BEGIN GIVEN ENTRIES
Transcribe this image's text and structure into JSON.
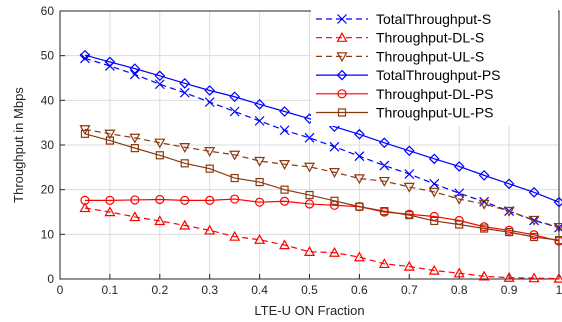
{
  "chart_data": {
    "type": "line",
    "title": "",
    "xlabel": "LTE-U ON Fraction",
    "ylabel": "Throughput in Mbps",
    "xlim": [
      0,
      1
    ],
    "ylim": [
      0,
      60
    ],
    "xticks": [
      "0",
      "0.1",
      "0.2",
      "0.3",
      "0.4",
      "0.5",
      "0.6",
      "0.7",
      "0.8",
      "0.9",
      "1"
    ],
    "yticks": [
      "0",
      "10",
      "20",
      "30",
      "40",
      "50",
      "60"
    ],
    "grid": true,
    "legend_position": "top-right",
    "x": [
      0.05,
      0.1,
      0.15,
      0.2,
      0.25,
      0.3,
      0.35,
      0.4,
      0.45,
      0.5,
      0.55,
      0.6,
      0.65,
      0.7,
      0.75,
      0.8,
      0.85,
      0.9,
      0.95,
      1.0
    ],
    "series": [
      {
        "name": "TotalThroughput-S",
        "color": "#0000ff",
        "marker": "x",
        "dash": true,
        "values": [
          49.4,
          47.7,
          45.8,
          43.6,
          41.7,
          39.6,
          37.5,
          35.4,
          33.3,
          31.6,
          29.6,
          27.5,
          25.4,
          23.5,
          21.3,
          19.2,
          17.3,
          15.2,
          13.1,
          11.5
        ]
      },
      {
        "name": "Throughput-DL-S",
        "color": "#ff0000",
        "marker": "triangle-up",
        "dash": true,
        "values": [
          15.9,
          15.0,
          13.9,
          13.0,
          12.0,
          10.9,
          9.5,
          8.8,
          7.6,
          6.1,
          5.9,
          4.9,
          3.4,
          2.8,
          1.9,
          1.3,
          0.6,
          0.3,
          0.2,
          0.1
        ]
      },
      {
        "name": "Throughput-UL-S",
        "color": "#8b3a0f",
        "marker": "triangle-down",
        "dash": true,
        "values": [
          33.5,
          32.5,
          31.6,
          30.5,
          29.5,
          28.6,
          27.8,
          26.4,
          25.7,
          25.1,
          23.9,
          22.5,
          21.9,
          20.6,
          19.5,
          17.9,
          16.8,
          15.2,
          13.2,
          11.6
        ]
      },
      {
        "name": "TotalThroughput-PS",
        "color": "#0000ff",
        "marker": "diamond",
        "dash": false,
        "values": [
          50.1,
          48.6,
          47.1,
          45.5,
          43.8,
          42.2,
          40.8,
          39.1,
          37.5,
          35.9,
          34.1,
          32.4,
          30.5,
          28.7,
          26.9,
          25.2,
          23.2,
          21.3,
          19.4,
          17.2
        ]
      },
      {
        "name": "Throughput-DL-PS",
        "color": "#ff0000",
        "marker": "circle",
        "dash": false,
        "values": [
          17.6,
          17.6,
          17.7,
          17.8,
          17.6,
          17.6,
          17.9,
          17.2,
          17.4,
          16.8,
          16.5,
          16.2,
          15.0,
          14.5,
          14.0,
          13.1,
          11.7,
          10.9,
          9.9,
          8.5
        ]
      },
      {
        "name": "Throughput-UL-PS",
        "color": "#8b3a0f",
        "marker": "square",
        "dash": false,
        "values": [
          32.5,
          31.0,
          29.3,
          27.7,
          25.9,
          24.7,
          22.6,
          21.7,
          20.0,
          18.8,
          17.5,
          16.2,
          15.2,
          14.3,
          13.0,
          12.2,
          11.3,
          10.5,
          9.4,
          8.7
        ]
      }
    ]
  }
}
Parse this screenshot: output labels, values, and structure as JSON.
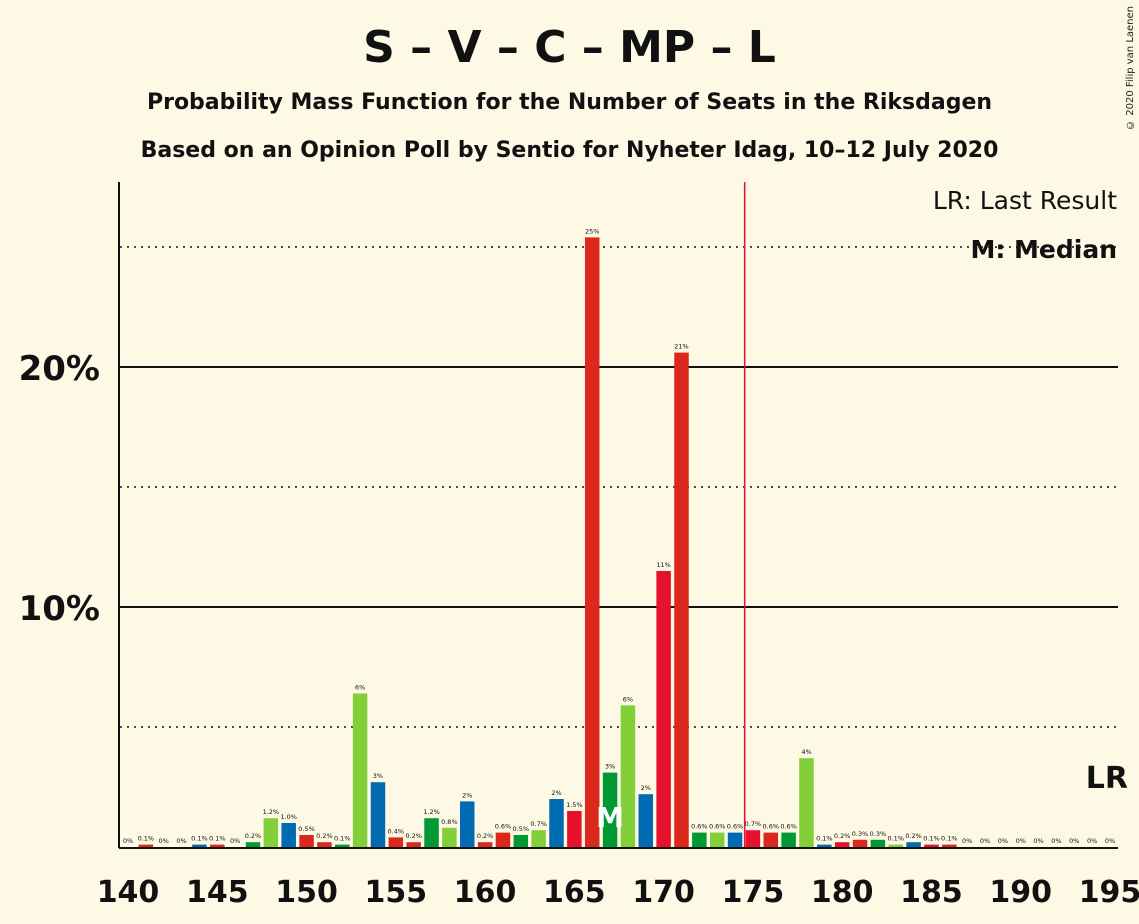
{
  "title": "S – V – C – MP – L",
  "subtitle": "Probability Mass Function for the Number of Seats in the Riksdagen",
  "subtitle2": "Based on an Opinion Poll by Sentio for Nyheter Idag, 10–12 July 2020",
  "copyright": "© 2020 Filip van Laenen",
  "legend": {
    "last_result": "LR: Last Result",
    "median": "M: Median"
  },
  "markers": {
    "median_label": "M",
    "last_result_label": "LR"
  },
  "colors": {
    "background": "#fdf9e5",
    "S": "#e8112d",
    "V": "#da291c",
    "C": "#009933",
    "MP": "#83cf39",
    "L": "#006ab3",
    "last_result_line": "#e8112d"
  },
  "chart_data": {
    "type": "bar",
    "x": [
      140,
      141,
      142,
      143,
      144,
      145,
      146,
      147,
      148,
      149,
      150,
      151,
      152,
      153,
      154,
      155,
      156,
      157,
      158,
      159,
      160,
      161,
      162,
      163,
      164,
      165,
      166,
      167,
      168,
      169,
      170,
      171,
      172,
      173,
      174,
      175,
      176,
      177,
      178,
      179,
      180,
      181,
      182,
      183,
      184,
      185,
      186,
      187,
      188,
      189,
      190,
      191,
      192,
      193,
      194,
      195
    ],
    "values": [
      0,
      0.1,
      0,
      0,
      0.1,
      0.1,
      0,
      0.2,
      1.2,
      1.0,
      0.5,
      0.2,
      0.1,
      6.4,
      2.7,
      0.4,
      0.2,
      1.2,
      0.8,
      1.9,
      0.2,
      0.6,
      0.5,
      0.7,
      2.0,
      1.5,
      25.4,
      3.1,
      5.9,
      2.2,
      11.5,
      20.6,
      0.6,
      0.6,
      0.6,
      0.7,
      0.6,
      0.6,
      3.7,
      0.1,
      0.2,
      0.3,
      0.3,
      0.1,
      0.2,
      0.1,
      0.1,
      0,
      0,
      0,
      0,
      0,
      0,
      0,
      0,
      0
    ],
    "data_labels": [
      "0%",
      "0.1%",
      "0%",
      "0%",
      "0.1%",
      "0.1%",
      "0%",
      "0.2%",
      "1.2%",
      "1.0%",
      "0.5%",
      "0.2%",
      "0.1%",
      "6%",
      "3%",
      "0.4%",
      "0.2%",
      "1.2%",
      "0.8%",
      "2%",
      "0.2%",
      "0.6%",
      "0.5%",
      "0.7%",
      "2%",
      "1.5%",
      "25%",
      "3%",
      "6%",
      "2%",
      "11%",
      "21%",
      "0.6%",
      "0.6%",
      "0.6%",
      "0.7%",
      "0.6%",
      "0.6%",
      "4%",
      "0.1%",
      "0.2%",
      "0.3%",
      "0.3%",
      "0.1%",
      "0.2%",
      "0.1%",
      "0.1%",
      "0%",
      "0%",
      "0%",
      "0%",
      "0%",
      "0%",
      "0%",
      "0%",
      "0%"
    ],
    "bar_colors": [
      "#006ab3",
      "#da291c",
      "#006ab3",
      "#009933",
      "#006ab3",
      "#da291c",
      "#006ab3",
      "#009933",
      "#83cf39",
      "#006ab3",
      "#da291c",
      "#da291c",
      "#009933",
      "#83cf39",
      "#006ab3",
      "#da291c",
      "#da291c",
      "#009933",
      "#83cf39",
      "#006ab3",
      "#da291c",
      "#da291c",
      "#009933",
      "#83cf39",
      "#006ab3",
      "#e8112d",
      "#da291c",
      "#009933",
      "#83cf39",
      "#006ab3",
      "#e8112d",
      "#da291c",
      "#009933",
      "#83cf39",
      "#006ab3",
      "#e8112d",
      "#da291c",
      "#009933",
      "#83cf39",
      "#006ab3",
      "#e8112d",
      "#da291c",
      "#009933",
      "#83cf39",
      "#006ab3",
      "#e8112d",
      "#da291c",
      "#009933",
      "#83cf39",
      "#006ab3",
      "#e8112d",
      "#da291c",
      "#009933",
      "#83cf39",
      "#006ab3",
      "#e8112d"
    ],
    "xlim": [
      140,
      195
    ],
    "ylim": [
      0,
      27.7
    ],
    "x_ticks": [
      140,
      145,
      150,
      155,
      160,
      165,
      170,
      175,
      180,
      185,
      190,
      195
    ],
    "y_ticks_major": [
      10,
      20
    ],
    "y_tick_labels": [
      "10%",
      "20%"
    ],
    "y_gridlines_minor": [
      5,
      15,
      25
    ],
    "median": 167,
    "last_result": 175
  }
}
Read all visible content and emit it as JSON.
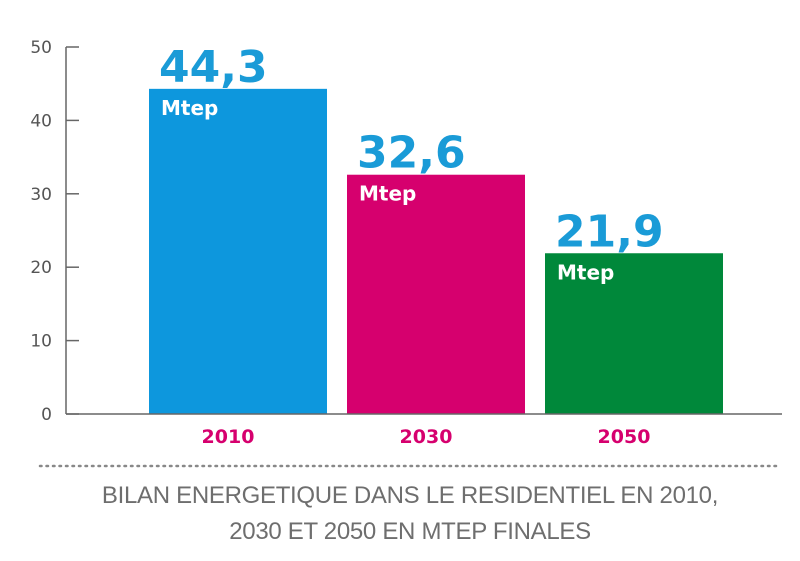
{
  "chart_data": {
    "type": "bar",
    "categories": [
      "2010",
      "2030",
      "2050"
    ],
    "values": [
      44.3,
      32.6,
      21.9
    ],
    "value_labels": [
      "44,3",
      "32,6",
      "21,9"
    ],
    "unit": "Mtep",
    "colors": [
      "#0d97dd",
      "#d6006e",
      "#00883a"
    ],
    "value_label_color": "#1a9bd7",
    "category_label_color": "#d6006e",
    "yticks": [
      0,
      10,
      20,
      30,
      40,
      50
    ],
    "ylim": [
      0,
      50
    ],
    "grid": false,
    "title": "",
    "xlabel": "",
    "ylabel": "",
    "caption_line1": "BILAN ENERGETIQUE DANS LE RESIDENTIEL EN 2010,",
    "caption_line2": "2030 ET 2050 EN MTEP FINALES"
  }
}
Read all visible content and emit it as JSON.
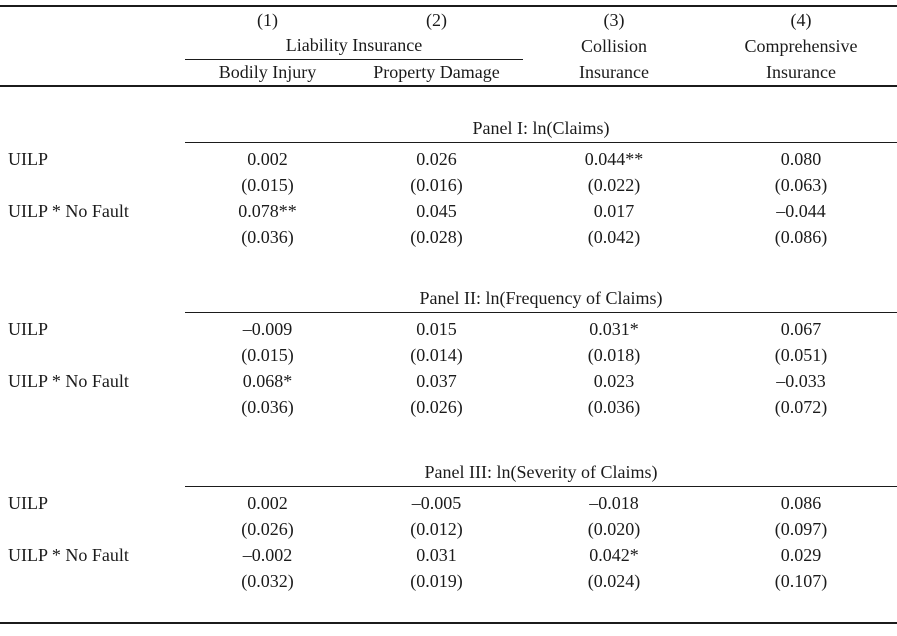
{
  "colors": {
    "background": "#ffffff",
    "text": "#1b1b1b",
    "rule": "#1b1b1b"
  },
  "table": {
    "header": {
      "group_label": "Liability Insurance",
      "columns": [
        {
          "num": "(1)",
          "sub": "Bodily Injury"
        },
        {
          "num": "(2)",
          "sub": "Property Damage"
        },
        {
          "num": "(3)",
          "top": "Collision",
          "bottom": "Insurance"
        },
        {
          "num": "(4)",
          "top": "Comprehensive",
          "bottom": "Insurance"
        }
      ]
    },
    "panels": [
      {
        "title": "Panel I: ln(Claims)",
        "rows": [
          {
            "label": "UILP",
            "values": [
              "0.002",
              "0.026",
              "0.044**",
              "0.080"
            ]
          },
          {
            "label": "",
            "values": [
              "(0.015)",
              "(0.016)",
              "(0.022)",
              "(0.063)"
            ]
          },
          {
            "label": "UILP * No Fault",
            "values": [
              "0.078**",
              "0.045",
              "0.017",
              "–0.044"
            ]
          },
          {
            "label": "",
            "values": [
              "(0.036)",
              "(0.028)",
              "(0.042)",
              "(0.086)"
            ]
          }
        ]
      },
      {
        "title": "Panel II: ln(Frequency of Claims)",
        "rows": [
          {
            "label": "UILP",
            "values": [
              "–0.009",
              "0.015",
              "0.031*",
              "0.067"
            ]
          },
          {
            "label": "",
            "values": [
              "(0.015)",
              "(0.014)",
              "(0.018)",
              "(0.051)"
            ]
          },
          {
            "label": "UILP * No Fault",
            "values": [
              "0.068*",
              "0.037",
              "0.023",
              "–0.033"
            ]
          },
          {
            "label": "",
            "values": [
              "(0.036)",
              "(0.026)",
              "(0.036)",
              "(0.072)"
            ]
          }
        ]
      },
      {
        "title": "Panel III: ln(Severity of Claims)",
        "rows": [
          {
            "label": "UILP",
            "values": [
              "0.002",
              "–0.005",
              "–0.018",
              "0.086"
            ]
          },
          {
            "label": "",
            "values": [
              "(0.026)",
              "(0.012)",
              "(0.020)",
              "(0.097)"
            ]
          },
          {
            "label": "UILP * No Fault",
            "values": [
              "–0.002",
              "0.031",
              "0.042*",
              "0.029"
            ]
          },
          {
            "label": "",
            "values": [
              "(0.032)",
              "(0.019)",
              "(0.024)",
              "(0.107)"
            ]
          }
        ]
      }
    ]
  }
}
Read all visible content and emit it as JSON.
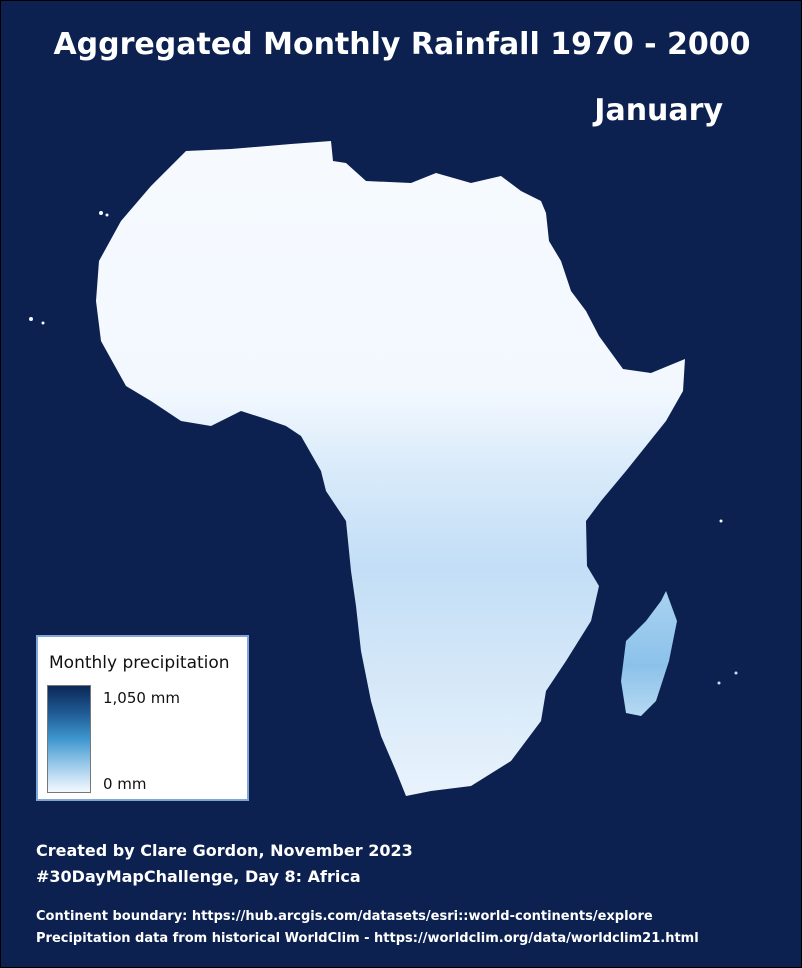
{
  "title": "Aggregated Monthly Rainfall 1970 - 2000",
  "month": "January",
  "colors": {
    "background": "#0c2150",
    "land_dry": "#f4f9ff",
    "land_wet": "#8fc3ea",
    "ramp_high": "#0b2856",
    "ramp_low": "#f5f9ff"
  },
  "legend": {
    "title": "Monthly precipitation",
    "max_label": "1,050 mm",
    "min_label": "0 mm"
  },
  "credits": {
    "line1": "Created by Clare Gordon, November 2023",
    "line2": "#30DayMapChallenge, Day 8: Africa"
  },
  "sources": {
    "line1": "Continent boundary: https://hub.arcgis.com/datasets/esri::world-continents/explore",
    "line2": "Precipitation data from historical WorldClim - https://worldclim.org/data/worldclim21.html"
  }
}
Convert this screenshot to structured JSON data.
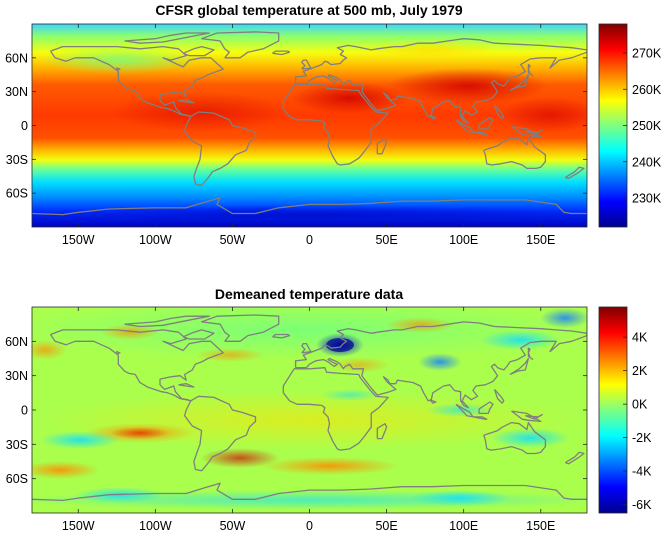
{
  "chart_data": [
    {
      "type": "heatmap",
      "title": "CFSR global temperature at 500 mb, July 1979",
      "xlabel": "",
      "ylabel": "",
      "x_ticks": [
        -150,
        -100,
        -50,
        0,
        50,
        100,
        150
      ],
      "x_tick_labels": [
        "150W",
        "100W",
        "50W",
        "0",
        "50E",
        "100E",
        "150E"
      ],
      "y_ticks": [
        60,
        30,
        0,
        -30,
        -60
      ],
      "y_tick_labels": [
        "60N",
        "30N",
        "0",
        "30S",
        "60S"
      ],
      "xlim": [
        -180,
        180
      ],
      "ylim": [
        -90,
        90
      ],
      "colorbar": {
        "range": [
          222,
          278
        ],
        "ticks": [
          270,
          260,
          250,
          240,
          230
        ],
        "tick_labels": [
          "270K",
          "260K",
          "250K",
          "240K",
          "230K"
        ]
      },
      "colormap": "jet",
      "overlay": "coastlines"
    },
    {
      "type": "heatmap",
      "title": "Demeaned temperature data",
      "xlabel": "",
      "ylabel": "",
      "x_ticks": [
        -150,
        -100,
        -50,
        0,
        50,
        100,
        150
      ],
      "x_tick_labels": [
        "150W",
        "100W",
        "50W",
        "0",
        "50E",
        "100E",
        "150E"
      ],
      "y_ticks": [
        60,
        30,
        0,
        -30,
        -60
      ],
      "y_tick_labels": [
        "60N",
        "30N",
        "0",
        "30S",
        "60S"
      ],
      "xlim": [
        -180,
        180
      ],
      "ylim": [
        -90,
        90
      ],
      "colorbar": {
        "range": [
          -6.5,
          5.8
        ],
        "ticks": [
          4,
          2,
          0,
          -2,
          -4,
          -6
        ],
        "tick_labels": [
          "4K",
          "2K",
          "0K",
          "-2K",
          "-4K",
          "-6K"
        ]
      },
      "colormap": "jet",
      "overlay": "coastlines"
    }
  ],
  "colors": {
    "coastline": "#7f7f7f",
    "frame": "#262626"
  }
}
END GIVEN ENTRIES
Gather each line in these records that contains the string "name".

* _WRITTEN SOLUTION_
        "name": "TotalThroughput-S",
        "name": "Throughput-DL-S",
        "name": "Throughput-UL-S",
        "name": "TotalThroughput-PS",
        "name": "Throughput-DL-PS",
        "name": "Throughput-UL-PS",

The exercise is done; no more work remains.